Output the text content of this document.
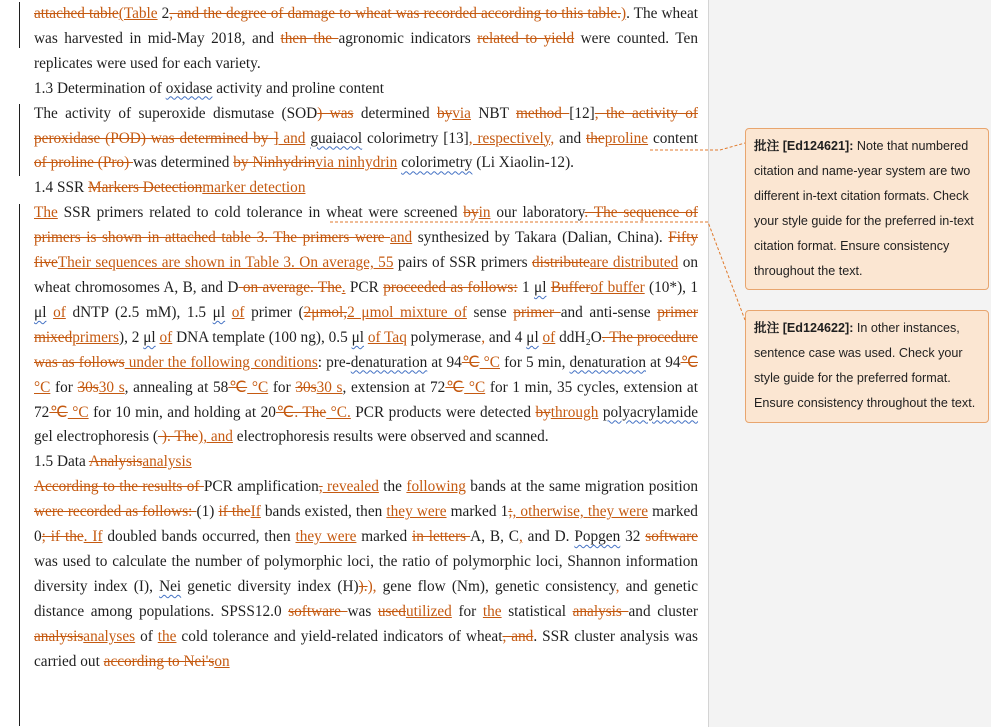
attached table(Table 2, and the degree of damage to wheat was recorded according to this table.). The wheat was harvested in mid-May 2018, and then the agronomic indicators related to yield were counted. Ten replicates were used for each variety.

1.3 Determination of oxidase activity and proline content

The activity of superoxide dismutase (SOD) was determined byvia NBT method [12], the activity of peroxidase (POD) was determined by ] and guaiacol colorimetry [13], respectively, and theproline content of proline (Pro) was determined by Ninhydrinvia ninhydrin colorimetry (Li Xiaolin-12).

1.4 SSR Markers Detectionmarker detection

The SSR primers related to cold tolerance in wheat were screened byin our laboratory. The sequence of primers is shown in attached table 3. The primers were and synthesized by Takara (Dalian, China). Fifty fiveTheir sequences are shown in Table 3. On average, 55 pairs of SSR primers distributeare distributed on wheat chromosomes A, B, and D on average. The. PCR proceeded as follows: 1 μl Bufferof buffer (10*), 1 μl of dNTP (2.5 mM), 1.5 μl of primer (2μmol,2 μmol mixture of sense primer and anti-sense primer mixedprimers), 2 μl of DNA template (100 ng), 0.5 μl of Taq polymerase, and 4 μl of ddH₂O. The procedure was as follows under the following conditions: pre-denaturation at 94℃ °C for 5 min, denaturation at 94℃ °C for 30s30 s, annealing at 58℃ °C for 30s30 s, extension at 72℃ °C for 1 min, 35 cycles, extension at 72℃ °C for 10 min, and holding at 20℃. The °C. PCR products were detected bythrough polyacrylamide gel electrophoresis ( ). The), and electrophoresis results were observed and scanned.

1.5 Data Analysisanalysis

According to the results of PCR amplification, revealed the following bands at the same migration position were recorded as follows: (1) if theIf bands existed, then they were marked 1;, otherwise, they were marked 0; if the. If doubled bands occurred, then they were marked in letters A, B, C, and D. Popgen 32 software was used to calculate the number of polymorphic loci, the ratio of polymorphic loci, Shannon information diversity index (I), Nei genetic diversity index (H)).), gene flow (Nm), genetic consistency, and genetic distance among populations. SPSS12.0 software was usedutilized for the statistical analysis and cluster analysisanalyses of the cold tolerance and yield-related indicators of wheat, and. SSR cluster analysis was carried out according to Nei'son

批注 [Ed124621]: Note that numbered citation and name-year system are two different in-text citation formats. Check your style guide for the preferred in-text citation format. Ensure consistency throughout the text.
批注 [Ed124622]: In other instances, sentence case was used. Check your style guide for the preferred format. Ensure consistency throughout the text.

Task to complete:
Return each line among the entries that holds the word "style".

Written response:
批注 [Ed124621]: Note that numbered citation and name-year system are two different in-text citation formats. Check your style guide for the preferred in-text citation format. Ensure consistency throughout the text.
批注 [Ed124622]: In other instances, sentence case was used. Check your style guide for the preferred format. Ensure consistency throughout the text.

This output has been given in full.